▶ Directions:
Word for word, copy the listing below and leave out its images.

------------------------------

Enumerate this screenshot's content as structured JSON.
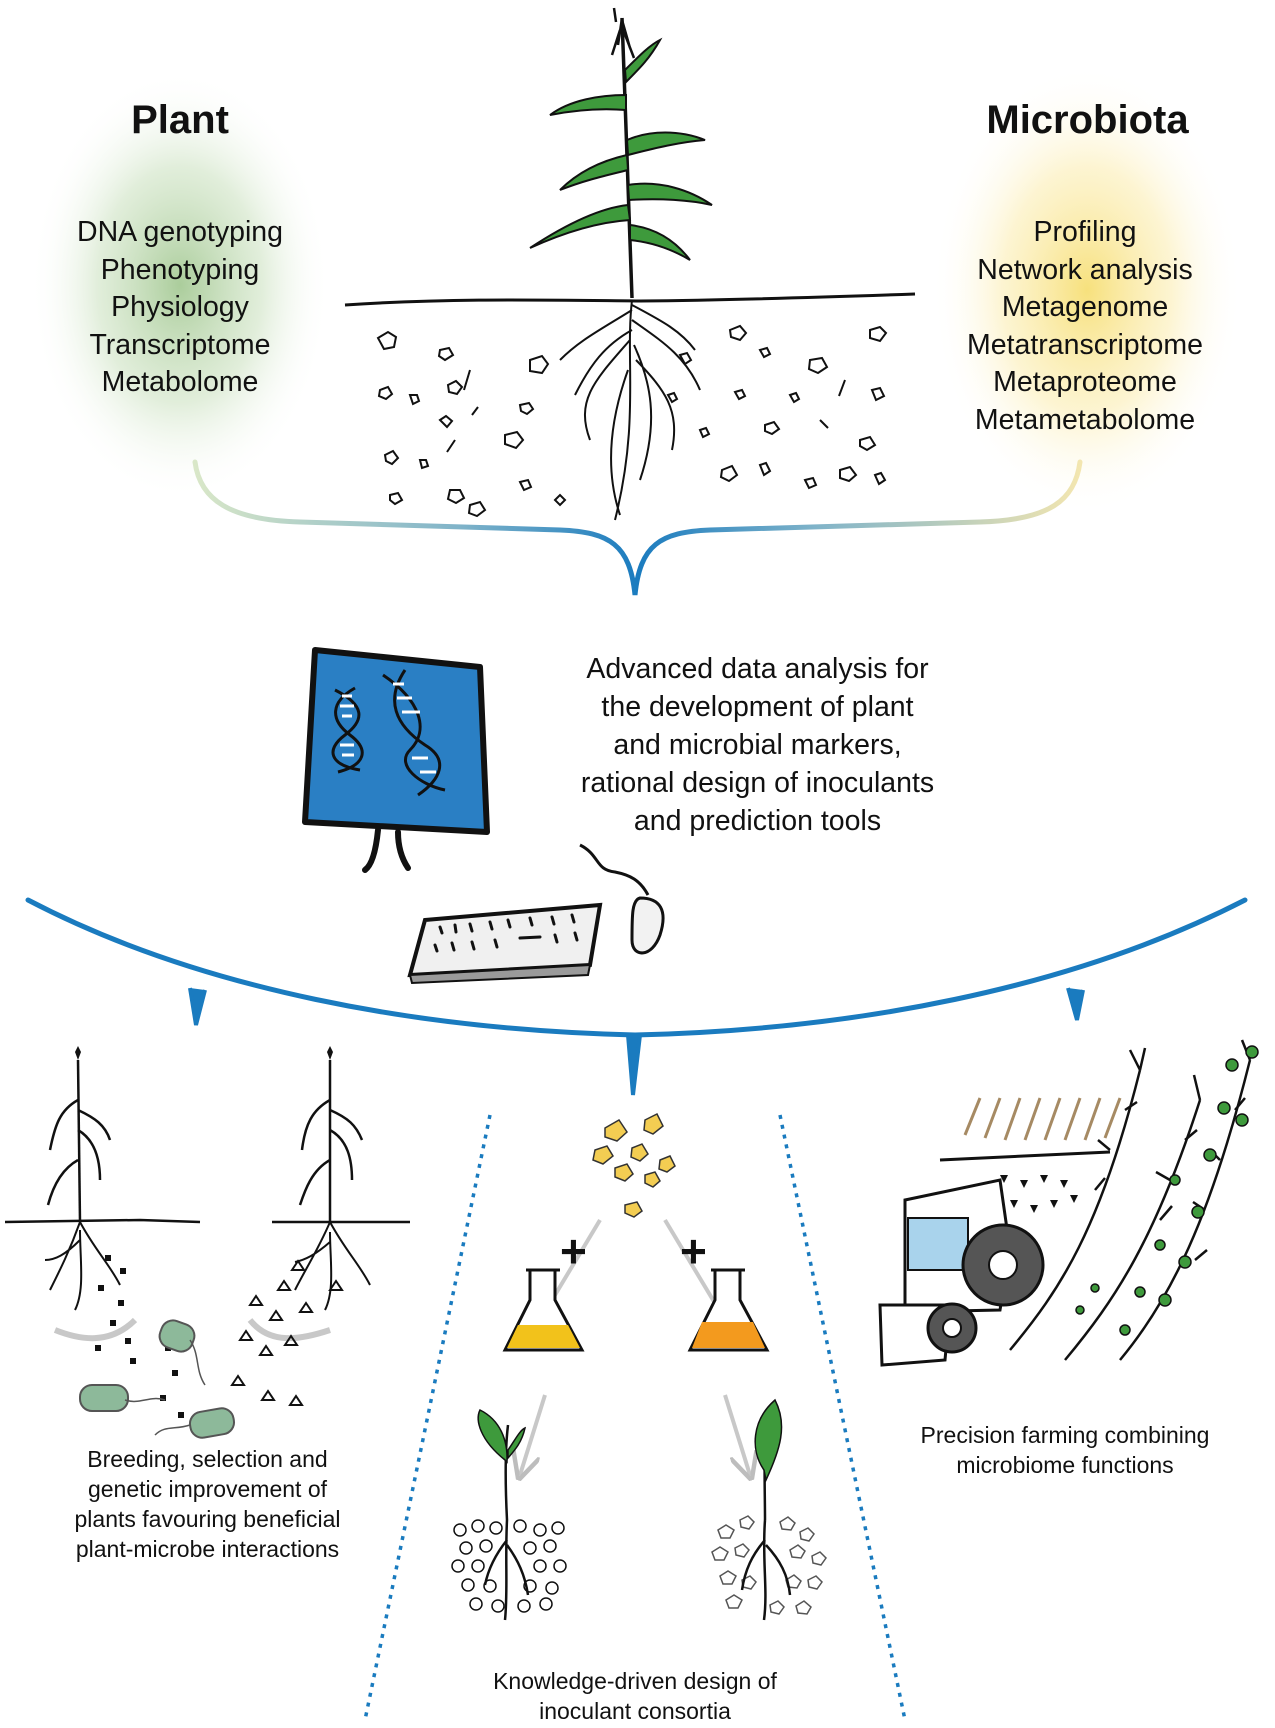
{
  "plant_panel": {
    "heading": "Plant",
    "items": [
      "DNA genotyping",
      "Phenotyping",
      "Physiology",
      "Transcriptome",
      "Metabolome"
    ]
  },
  "microbiota_panel": {
    "heading": "Microbiota",
    "items": [
      "Profiling",
      "Network analysis",
      "Metagenome",
      "Metatranscriptome",
      "Metaproteome",
      "Metametabolome"
    ]
  },
  "analysis": {
    "text": "Advanced data analysis for the development of plant and microbial markers, rational design of inoculants and prediction tools"
  },
  "outcomes": {
    "breeding": "Breeding, selection and genetic improvement of plants favouring beneficial plant-microbe interactions",
    "inoculants": "Knowledge-driven design of inoculant consortia",
    "precision": "Precision farming combining microbiome functions",
    "plus_sign": "+"
  },
  "colors": {
    "plant_glow": "#9cc48a",
    "microbiota_glow": "#f6dd6e",
    "bracket_blue": "#1a7bbf",
    "screen_blue": "#2a7fc4",
    "leaf_green": "#3e9a3c",
    "flask_yellow": "#f2c21b",
    "flask_orange": "#f39a1e",
    "seed_yellow": "#f3cd52",
    "microbe_green": "#8db99a",
    "tractor_window": "#a9d3ec"
  }
}
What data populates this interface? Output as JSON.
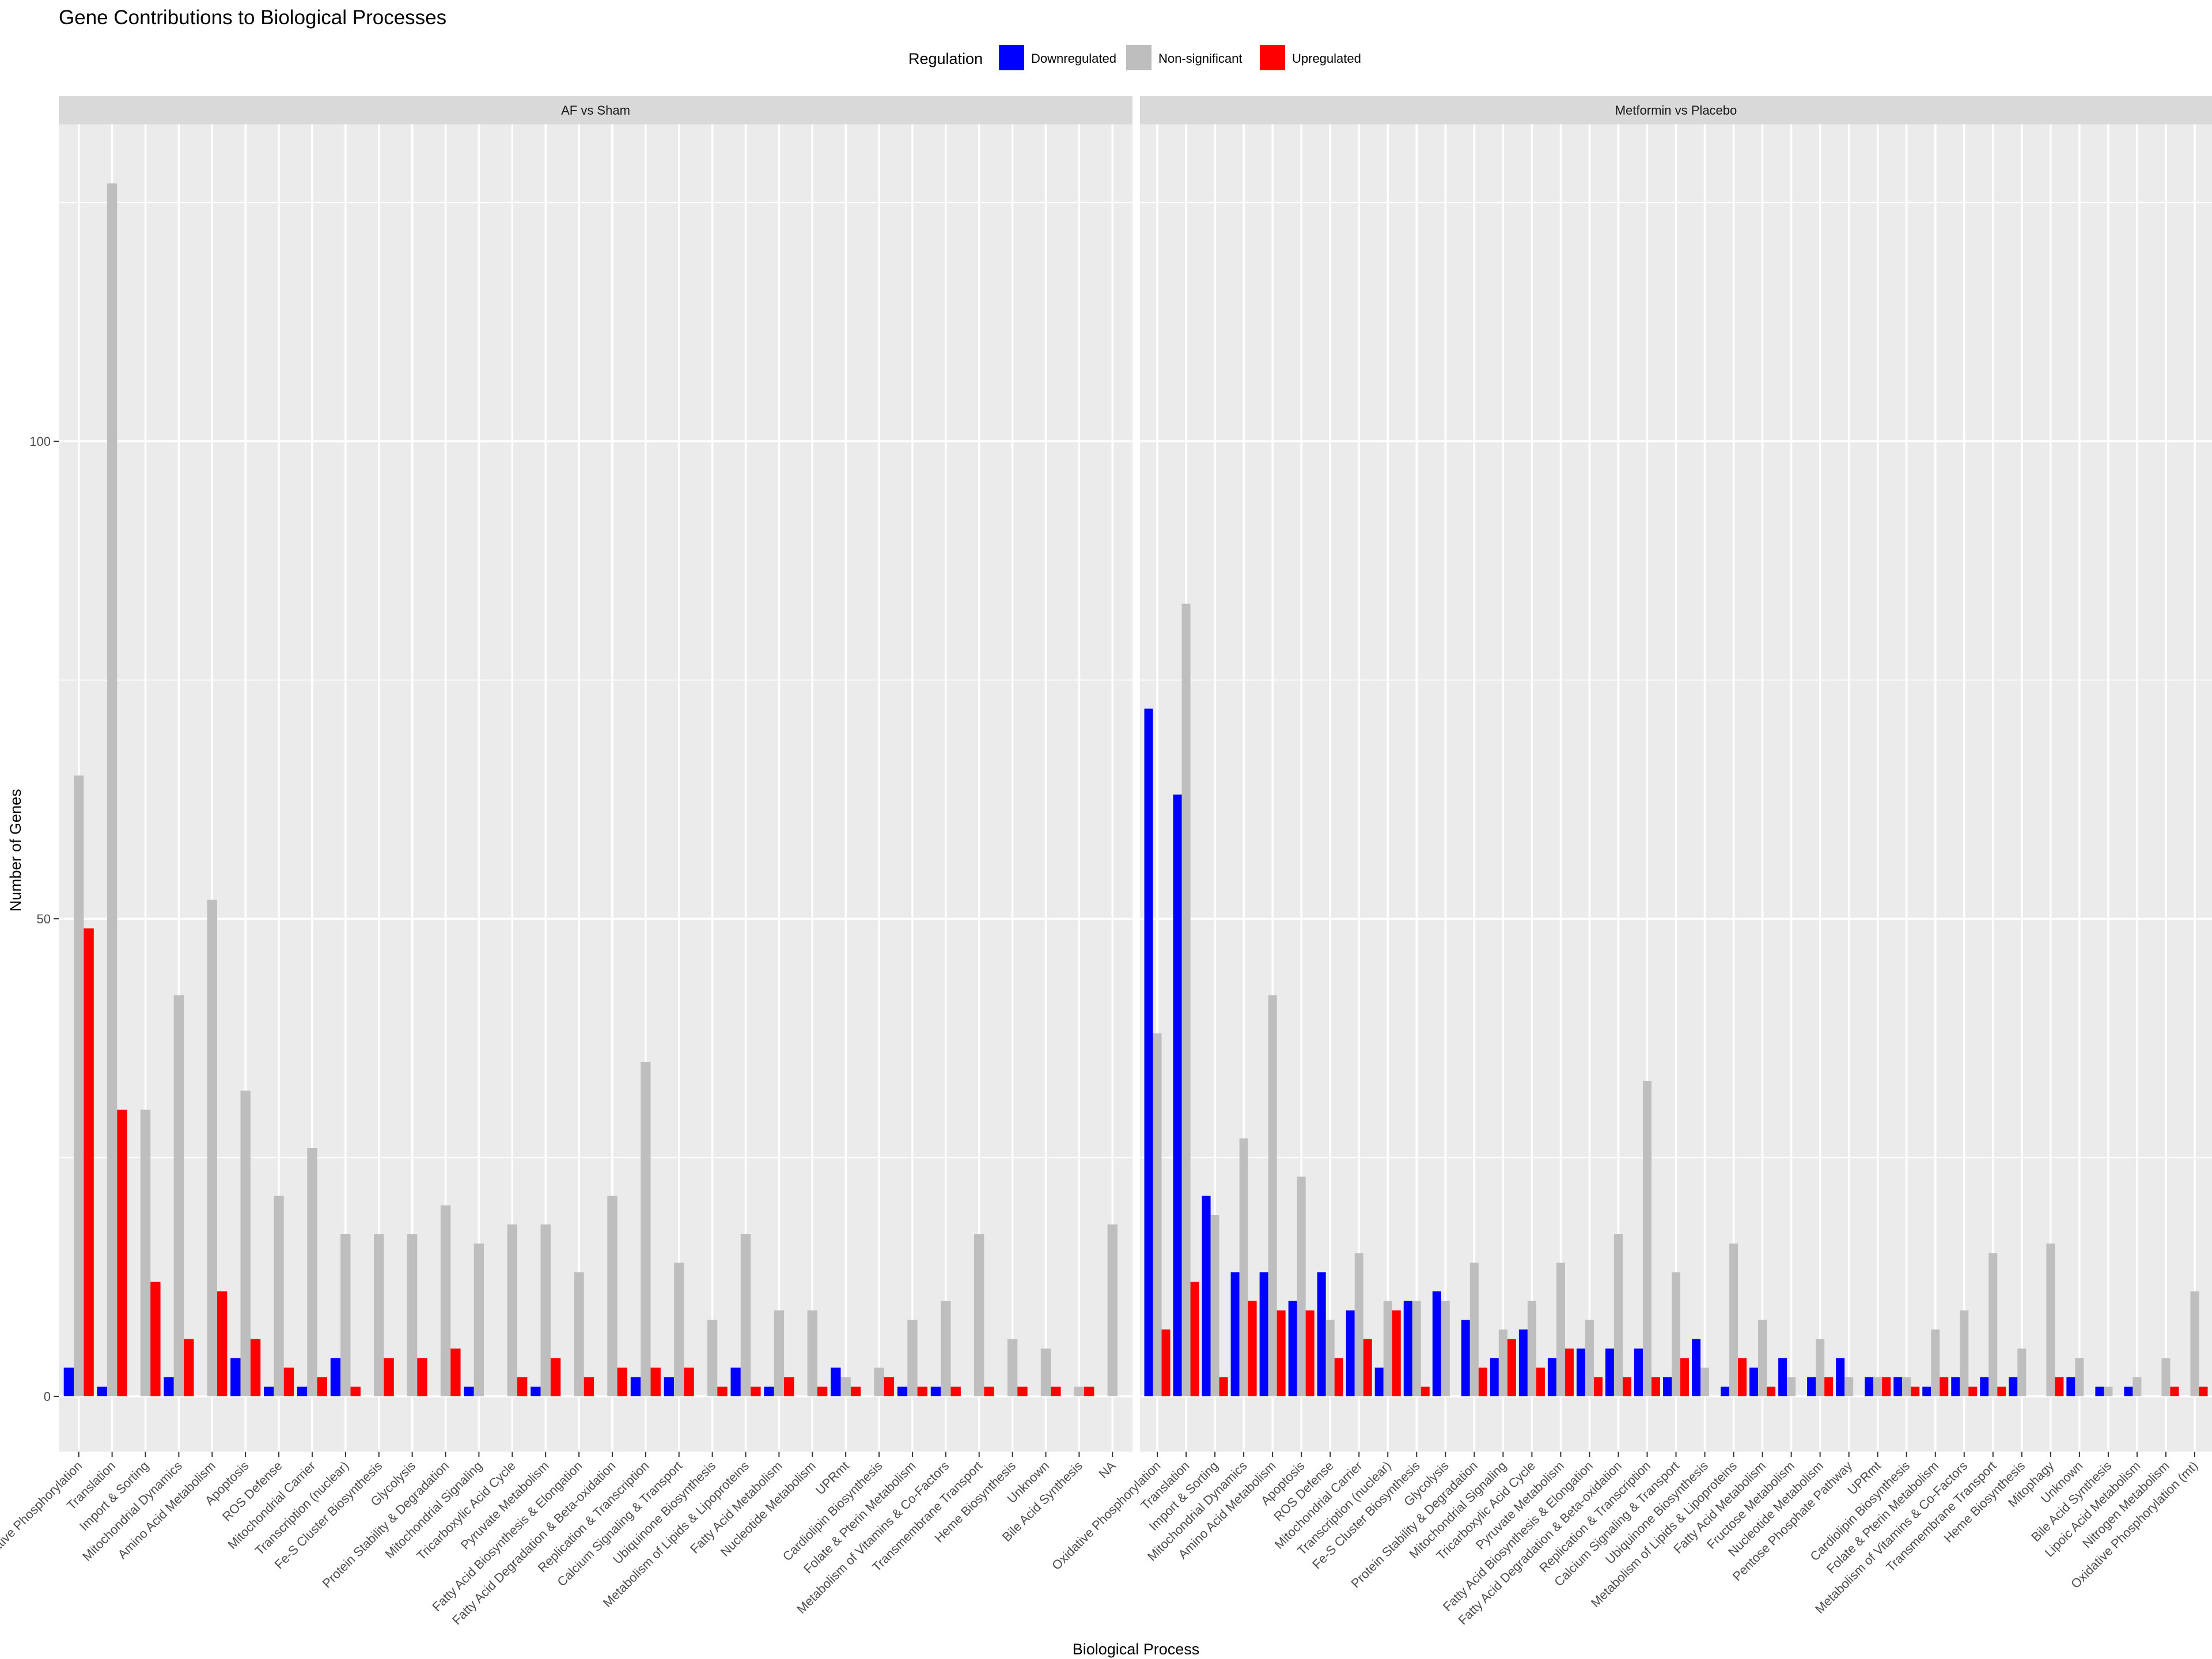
{
  "chart_data": {
    "type": "bar",
    "title": "Gene Contributions to Biological Processes",
    "xlabel": "Biological Process",
    "ylabel": "Number of Genes",
    "ylim": [
      0,
      130
    ],
    "yticks": [
      0,
      50,
      100
    ],
    "grid": true,
    "legend": {
      "title": "Regulation",
      "position": "top",
      "entries": [
        {
          "name": "Downregulated",
          "color": "#0000ff"
        },
        {
          "name": "Non-significant",
          "color": "#bebebe"
        },
        {
          "name": "Upregulated",
          "color": "#ff0000"
        }
      ]
    },
    "colors": {
      "Downregulated": "#0000ff",
      "Non-significant": "#bebebe",
      "Upregulated": "#ff0000",
      "panel_background": "#ebebeb",
      "strip_background": "#d9d9d9",
      "grid": "#ffffff"
    },
    "panels": [
      {
        "label": "AF vs Sham",
        "categories": [
          "Oxidative Phosphorylation",
          "Translation",
          "Import & Sorting",
          "Mitochondrial Dynamics",
          "Amino Acid Metabolism",
          "Apoptosis",
          "ROS Defense",
          "Mitochondrial Carrier",
          "Transcription (nuclear)",
          "Fe-S Cluster Biosynthesis",
          "Glycolysis",
          "Protein Stability & Degradation",
          "Mitochondrial Signaling",
          "Tricarboxylic Acid Cycle",
          "Pyruvate Metabolism",
          "Fatty Acid Biosynthesis & Elongation",
          "Fatty Acid Degradation & Beta-oxidation",
          "Replication & Transcription",
          "Calcium Signaling & Transport",
          "Ubiquinone Biosynthesis",
          "Metabolism of Lipids & Lipoproteins",
          "Fatty Acid Metabolism",
          "Nucleotide Metabolism",
          "UPRmt",
          "Cardiolipin Biosynthesis",
          "Folate & Pterin Metabolism",
          "Metabolism of Vitamins & Co-Factors",
          "Transmembrane Transport",
          "Heme Biosynthesis",
          "Unknown",
          "Bile Acid Synthesis",
          "NA"
        ],
        "series": [
          {
            "name": "Downregulated",
            "values": [
              3,
              1,
              0,
              2,
              0,
              4,
              1,
              1,
              4,
              0,
              0,
              0,
              1,
              0,
              1,
              0,
              0,
              2,
              2,
              0,
              3,
              1,
              0,
              3,
              0,
              1,
              1,
              0,
              0,
              0,
              0,
              0
            ]
          },
          {
            "name": "Non-significant",
            "values": [
              65,
              127,
              30,
              42,
              52,
              32,
              21,
              26,
              17,
              17,
              17,
              20,
              16,
              18,
              18,
              13,
              21,
              35,
              14,
              8,
              17,
              9,
              9,
              2,
              3,
              8,
              10,
              17,
              6,
              5,
              1,
              18
            ]
          },
          {
            "name": "Upregulated",
            "values": [
              49,
              30,
              12,
              6,
              11,
              6,
              3,
              2,
              1,
              4,
              4,
              5,
              0,
              2,
              4,
              2,
              3,
              3,
              3,
              1,
              1,
              2,
              1,
              1,
              2,
              1,
              1,
              1,
              1,
              1,
              1,
              0
            ]
          }
        ]
      },
      {
        "label": "Metformin vs Placebo",
        "categories": [
          "Oxidative Phosphorylation",
          "Translation",
          "Import & Sorting",
          "Mitochondrial Dynamics",
          "Amino Acid Metabolism",
          "Apoptosis",
          "ROS Defense",
          "Mitochondrial Carrier",
          "Transcription (nuclear)",
          "Fe-S Cluster Biosynthesis",
          "Glycolysis",
          "Protein Stability & Degradation",
          "Mitochondrial Signaling",
          "Tricarboxylic Acid Cycle",
          "Pyruvate Metabolism",
          "Fatty Acid Biosynthesis & Elongation",
          "Fatty Acid Degradation & Beta-oxidation",
          "Replication & Transcription",
          "Calcium Signaling & Transport",
          "Ubiquinone Biosynthesis",
          "Metabolism of Lipids & Lipoproteins",
          "Fatty Acid Metabolism",
          "Fructose Metabolism",
          "Nucleotide Metabolism",
          "Pentose Phosphate Pathway",
          "UPRmt",
          "Cardiolipin Biosynthesis",
          "Folate & Pterin Metabolism",
          "Metabolism of Vitamins & Co-Factors",
          "Transmembrane Transport",
          "Heme Biosynthesis",
          "Mitophagy",
          "Unknown",
          "Bile Acid Synthesis",
          "Lipoic Acid Metabolism",
          "Nitrogen Metabolism",
          "Oxidative Phosphorylation (mt)"
        ],
        "series": [
          {
            "name": "Downregulated",
            "values": [
              72,
              63,
              21,
              13,
              13,
              10,
              13,
              9,
              3,
              10,
              11,
              8,
              4,
              7,
              4,
              5,
              5,
              5,
              2,
              6,
              1,
              3,
              4,
              2,
              4,
              2,
              2,
              1,
              2,
              2,
              2,
              0,
              2,
              1,
              1,
              0,
              0
            ]
          },
          {
            "name": "Non-significant",
            "values": [
              38,
              83,
              19,
              27,
              42,
              23,
              8,
              15,
              10,
              10,
              10,
              14,
              7,
              10,
              14,
              8,
              17,
              33,
              13,
              3,
              16,
              8,
              2,
              6,
              2,
              2,
              2,
              7,
              9,
              15,
              5,
              16,
              4,
              1,
              2,
              4,
              11
            ]
          },
          {
            "name": "Upregulated",
            "values": [
              7,
              12,
              2,
              10,
              9,
              9,
              4,
              6,
              9,
              1,
              0,
              3,
              6,
              3,
              5,
              2,
              2,
              2,
              4,
              0,
              4,
              1,
              0,
              2,
              0,
              2,
              1,
              2,
              1,
              1,
              0,
              2,
              0,
              0,
              0,
              1,
              1
            ]
          }
        ]
      }
    ]
  }
}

------------------------------

▶ Response to the task:
Enumerate this screenshot's content as structured JSON.
{
  "plant_panel": {
    "heading": "Plant",
    "items": [
      "DNA genotyping",
      "Phenotyping",
      "Physiology",
      "Transcriptome",
      "Metabolome"
    ]
  },
  "microbiota_panel": {
    "heading": "Microbiota",
    "items": [
      "Profiling",
      "Network analysis",
      "Metagenome",
      "Metatranscriptome",
      "Metaproteome",
      "Metametabolome"
    ]
  },
  "analysis": {
    "text": "Advanced data analysis for the development of plant and microbial markers, rational design of inoculants and prediction tools"
  },
  "outcomes": {
    "breeding": "Breeding, selection and genetic improvement of plants favouring beneficial plant-microbe interactions",
    "inoculants": "Knowledge-driven design of inoculant consortia",
    "precision": "Precision farming combining microbiome functions",
    "plus_sign": "+"
  },
  "colors": {
    "plant_glow": "#9cc48a",
    "microbiota_glow": "#f6dd6e",
    "bracket_blue": "#1a7bbf",
    "screen_blue": "#2a7fc4",
    "leaf_green": "#3e9a3c",
    "flask_yellow": "#f2c21b",
    "flask_orange": "#f39a1e",
    "seed_yellow": "#f3cd52",
    "microbe_green": "#8db99a",
    "tractor_window": "#a9d3ec"
  }
}
What data populates this interface? Output as JSON.
{
  "chart_data": {
    "type": "bar",
    "title": "Gene Contributions to Biological Processes",
    "xlabel": "Biological Process",
    "ylabel": "Number of Genes",
    "ylim": [
      0,
      130
    ],
    "yticks": [
      0,
      50,
      100
    ],
    "grid": true,
    "legend": {
      "title": "Regulation",
      "position": "top",
      "entries": [
        {
          "name": "Downregulated",
          "color": "#0000ff"
        },
        {
          "name": "Non-significant",
          "color": "#bebebe"
        },
        {
          "name": "Upregulated",
          "color": "#ff0000"
        }
      ]
    },
    "colors": {
      "Downregulated": "#0000ff",
      "Non-significant": "#bebebe",
      "Upregulated": "#ff0000",
      "panel_background": "#ebebeb",
      "strip_background": "#d9d9d9",
      "grid": "#ffffff"
    },
    "panels": [
      {
        "label": "AF vs Sham",
        "categories": [
          "Oxidative Phosphorylation",
          "Translation",
          "Import & Sorting",
          "Mitochondrial Dynamics",
          "Amino Acid Metabolism",
          "Apoptosis",
          "ROS Defense",
          "Mitochondrial Carrier",
          "Transcription (nuclear)",
          "Fe-S Cluster Biosynthesis",
          "Glycolysis",
          "Protein Stability & Degradation",
          "Mitochondrial Signaling",
          "Tricarboxylic Acid Cycle",
          "Pyruvate Metabolism",
          "Fatty Acid Biosynthesis & Elongation",
          "Fatty Acid Degradation & Beta-oxidation",
          "Replication & Transcription",
          "Calcium Signaling & Transport",
          "Ubiquinone Biosynthesis",
          "Metabolism of Lipids & Lipoproteins",
          "Fatty Acid Metabolism",
          "Nucleotide Metabolism",
          "UPRmt",
          "Cardiolipin Biosynthesis",
          "Folate & Pterin Metabolism",
          "Metabolism of Vitamins & Co-Factors",
          "Transmembrane Transport",
          "Heme Biosynthesis",
          "Unknown",
          "Bile Acid Synthesis",
          "NA"
        ],
        "series": [
          {
            "name": "Downregulated",
            "values": [
              3,
              1,
              0,
              2,
              0,
              4,
              1,
              1,
              4,
              0,
              0,
              0,
              1,
              0,
              1,
              0,
              0,
              2,
              2,
              0,
              3,
              1,
              0,
              3,
              0,
              1,
              1,
              0,
              0,
              0,
              0,
              0
            ]
          },
          {
            "name": "Non-significant",
            "values": [
              65,
              127,
              30,
              42,
              52,
              32,
              21,
              26,
              17,
              17,
              17,
              20,
              16,
              18,
              18,
              13,
              21,
              35,
              14,
              8,
              17,
              9,
              9,
              2,
              3,
              8,
              10,
              17,
              6,
              5,
              1,
              18
            ]
          },
          {
            "name": "Upregulated",
            "values": [
              49,
              30,
              12,
              6,
              11,
              6,
              3,
              2,
              1,
              4,
              4,
              5,
              0,
              2,
              4,
              2,
              3,
              3,
              3,
              1,
              1,
              2,
              1,
              1,
              2,
              1,
              1,
              1,
              1,
              1,
              1,
              0
            ]
          }
        ]
      },
      {
        "label": "Metformin vs Placebo",
        "categories": [
          "Oxidative Phosphorylation",
          "Translation",
          "Import & Sorting",
          "Mitochondrial Dynamics",
          "Amino Acid Metabolism",
          "Apoptosis",
          "ROS Defense",
          "Mitochondrial Carrier",
          "Transcription (nuclear)",
          "Fe-S Cluster Biosynthesis",
          "Glycolysis",
          "Protein Stability & Degradation",
          "Mitochondrial Signaling",
          "Tricarboxylic Acid Cycle",
          "Pyruvate Metabolism",
          "Fatty Acid Biosynthesis & Elongation",
          "Fatty Acid Degradation & Beta-oxidation",
          "Replication & Transcription",
          "Calcium Signaling & Transport",
          "Ubiquinone Biosynthesis",
          "Metabolism of Lipids & Lipoproteins",
          "Fatty Acid Metabolism",
          "Fructose Metabolism",
          "Nucleotide Metabolism",
          "Pentose Phosphate Pathway",
          "UPRmt",
          "Cardiolipin Biosynthesis",
          "Folate & Pterin Metabolism",
          "Metabolism of Vitamins & Co-Factors",
          "Transmembrane Transport",
          "Heme Biosynthesis",
          "Mitophagy",
          "Unknown",
          "Bile Acid Synthesis",
          "Lipoic Acid Metabolism",
          "Nitrogen Metabolism",
          "Oxidative Phosphorylation (mt)"
        ],
        "series": [
          {
            "name": "Downregulated",
            "values": [
              72,
              63,
              21,
              13,
              13,
              10,
              13,
              9,
              3,
              10,
              11,
              8,
              4,
              7,
              4,
              5,
              5,
              5,
              2,
              6,
              1,
              3,
              4,
              2,
              4,
              2,
              2,
              1,
              2,
              2,
              2,
              0,
              2,
              1,
              1,
              0,
              0
            ]
          },
          {
            "name": "Non-significant",
            "values": [
              38,
              83,
              19,
              27,
              42,
              23,
              8,
              15,
              10,
              10,
              10,
              14,
              7,
              10,
              14,
              8,
              17,
              33,
              13,
              3,
              16,
              8,
              2,
              6,
              2,
              2,
              2,
              7,
              9,
              15,
              5,
              16,
              4,
              1,
              2,
              4,
              11
            ]
          },
          {
            "name": "Upregulated",
            "values": [
              7,
              12,
              2,
              10,
              9,
              9,
              4,
              6,
              9,
              1,
              0,
              3,
              6,
              3,
              5,
              2,
              2,
              2,
              4,
              0,
              4,
              1,
              0,
              2,
              0,
              2,
              1,
              2,
              1,
              1,
              0,
              2,
              0,
              0,
              0,
              1,
              1
            ]
          }
        ]
      }
    ]
  }
}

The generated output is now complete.